Aufgaben =
(a) Wie bezeichnet Spiegel-Online die Schweiz laut dem Lesetext?
(b) Kopiere aus dem Lesetext die Stelle von „Schweizkritik: Kapital geht“ bis „Schweiz kommen dürfen?“ ohne jede Änderung.

Schweizkritik: Kapital geht über Kultur, Versorgungssicherheit und Umweltschutz

fragezeichenWarum sollten die Schweizer nicht bestimmen sollen, wie viele Menschen aus anderen Kulturen in die Schweiz kommen dürfen?

Spiegel-Online bezeichnet die Schweiz als Land der Angst. (http://www.spiegel.de/politik/ausland/schweiz-stimmt-gegen-masseneinwanderung-analyse-a-952409.html) Sehr zweifelhaft, ob der Autor David Nauer das Land mit dem wohl höchsten Ausländeranteil in Europa wirklich kennt, geschweige denn überhaupt einmal besucht hat. Sicherlich hat er nie erlebt, wie die Züge zu den Stosszeiten schon als Doppelstockwagen mit der grösstmöglichen Länge an vielen Ort bis zum letzten Platz besetzt sind. Weicht man in den Ballungsräumen auf das Auto aus, befindet man sich garantiert im Stau.

Extrahierte Daten =
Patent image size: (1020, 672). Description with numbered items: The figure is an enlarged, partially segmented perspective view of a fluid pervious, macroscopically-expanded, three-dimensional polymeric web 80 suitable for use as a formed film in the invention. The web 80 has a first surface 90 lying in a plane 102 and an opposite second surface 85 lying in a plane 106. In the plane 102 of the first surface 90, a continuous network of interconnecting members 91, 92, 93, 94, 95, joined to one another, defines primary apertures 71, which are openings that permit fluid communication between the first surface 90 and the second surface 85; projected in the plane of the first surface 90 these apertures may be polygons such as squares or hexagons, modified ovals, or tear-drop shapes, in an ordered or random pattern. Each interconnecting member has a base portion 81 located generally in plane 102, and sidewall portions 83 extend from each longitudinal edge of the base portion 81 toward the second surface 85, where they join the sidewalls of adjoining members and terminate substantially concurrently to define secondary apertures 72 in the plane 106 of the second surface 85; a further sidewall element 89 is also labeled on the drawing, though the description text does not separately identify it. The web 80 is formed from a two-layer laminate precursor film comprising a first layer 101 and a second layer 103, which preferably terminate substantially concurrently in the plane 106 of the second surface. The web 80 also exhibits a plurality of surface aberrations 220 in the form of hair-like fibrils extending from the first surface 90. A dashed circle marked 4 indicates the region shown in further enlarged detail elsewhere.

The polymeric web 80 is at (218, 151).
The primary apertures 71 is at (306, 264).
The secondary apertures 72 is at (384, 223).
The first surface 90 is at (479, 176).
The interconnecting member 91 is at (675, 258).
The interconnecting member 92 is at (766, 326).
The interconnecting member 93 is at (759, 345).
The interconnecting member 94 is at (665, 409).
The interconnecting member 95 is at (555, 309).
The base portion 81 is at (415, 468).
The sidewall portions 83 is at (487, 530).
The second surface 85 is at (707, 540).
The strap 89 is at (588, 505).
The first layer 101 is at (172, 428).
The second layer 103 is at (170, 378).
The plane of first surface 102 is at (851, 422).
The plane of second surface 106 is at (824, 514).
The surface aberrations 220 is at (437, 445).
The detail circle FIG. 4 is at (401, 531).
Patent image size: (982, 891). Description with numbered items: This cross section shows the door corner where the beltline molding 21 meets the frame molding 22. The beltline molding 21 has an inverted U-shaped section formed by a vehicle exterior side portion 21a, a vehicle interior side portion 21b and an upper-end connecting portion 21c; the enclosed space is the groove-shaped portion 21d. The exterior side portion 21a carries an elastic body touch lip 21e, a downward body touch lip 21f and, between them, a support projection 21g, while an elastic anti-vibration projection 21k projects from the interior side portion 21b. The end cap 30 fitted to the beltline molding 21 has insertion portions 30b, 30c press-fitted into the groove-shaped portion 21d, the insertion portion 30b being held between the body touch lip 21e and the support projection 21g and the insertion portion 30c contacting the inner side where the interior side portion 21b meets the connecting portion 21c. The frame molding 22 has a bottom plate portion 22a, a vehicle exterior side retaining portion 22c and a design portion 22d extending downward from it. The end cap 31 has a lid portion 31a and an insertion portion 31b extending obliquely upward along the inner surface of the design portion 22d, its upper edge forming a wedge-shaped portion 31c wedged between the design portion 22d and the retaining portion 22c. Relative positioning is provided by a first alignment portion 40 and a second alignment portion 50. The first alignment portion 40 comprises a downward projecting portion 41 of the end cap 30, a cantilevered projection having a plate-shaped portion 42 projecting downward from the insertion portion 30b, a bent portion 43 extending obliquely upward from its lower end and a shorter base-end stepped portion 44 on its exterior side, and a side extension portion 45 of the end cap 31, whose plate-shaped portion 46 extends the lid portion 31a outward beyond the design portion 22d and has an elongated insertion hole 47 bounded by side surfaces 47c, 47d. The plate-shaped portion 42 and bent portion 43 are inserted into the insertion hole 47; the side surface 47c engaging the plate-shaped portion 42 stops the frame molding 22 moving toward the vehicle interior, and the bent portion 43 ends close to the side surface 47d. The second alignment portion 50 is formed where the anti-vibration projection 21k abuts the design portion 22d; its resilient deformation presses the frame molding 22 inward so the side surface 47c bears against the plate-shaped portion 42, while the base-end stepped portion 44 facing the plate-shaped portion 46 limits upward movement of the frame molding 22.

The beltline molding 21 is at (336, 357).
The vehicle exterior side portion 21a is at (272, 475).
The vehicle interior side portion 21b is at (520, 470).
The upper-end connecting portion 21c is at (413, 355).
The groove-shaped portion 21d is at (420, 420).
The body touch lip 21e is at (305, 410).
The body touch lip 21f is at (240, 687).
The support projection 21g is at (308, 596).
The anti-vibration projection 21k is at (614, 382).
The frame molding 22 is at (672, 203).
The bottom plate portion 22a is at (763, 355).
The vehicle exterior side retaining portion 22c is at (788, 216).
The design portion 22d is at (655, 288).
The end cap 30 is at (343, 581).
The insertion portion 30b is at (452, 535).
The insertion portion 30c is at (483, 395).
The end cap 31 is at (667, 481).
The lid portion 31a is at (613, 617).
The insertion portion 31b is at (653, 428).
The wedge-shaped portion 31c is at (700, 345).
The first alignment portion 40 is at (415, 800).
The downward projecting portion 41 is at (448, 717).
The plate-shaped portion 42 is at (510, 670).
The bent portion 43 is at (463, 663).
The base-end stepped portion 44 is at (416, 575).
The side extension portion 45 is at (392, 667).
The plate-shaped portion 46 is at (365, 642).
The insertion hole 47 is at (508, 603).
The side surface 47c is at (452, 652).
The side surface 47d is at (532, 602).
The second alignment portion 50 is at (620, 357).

Lösungen =
(a) Als Land der Angst.

(b)
Schweizkritik: Kapital geht über Kultur, Versorgungssicherheit und Umweltschutz

fragezeichenWarum sollten die Schweizer nicht bestimmen sollen, wie viele Menschen aus anderen Kulturen in die Schweiz kommen dürfen?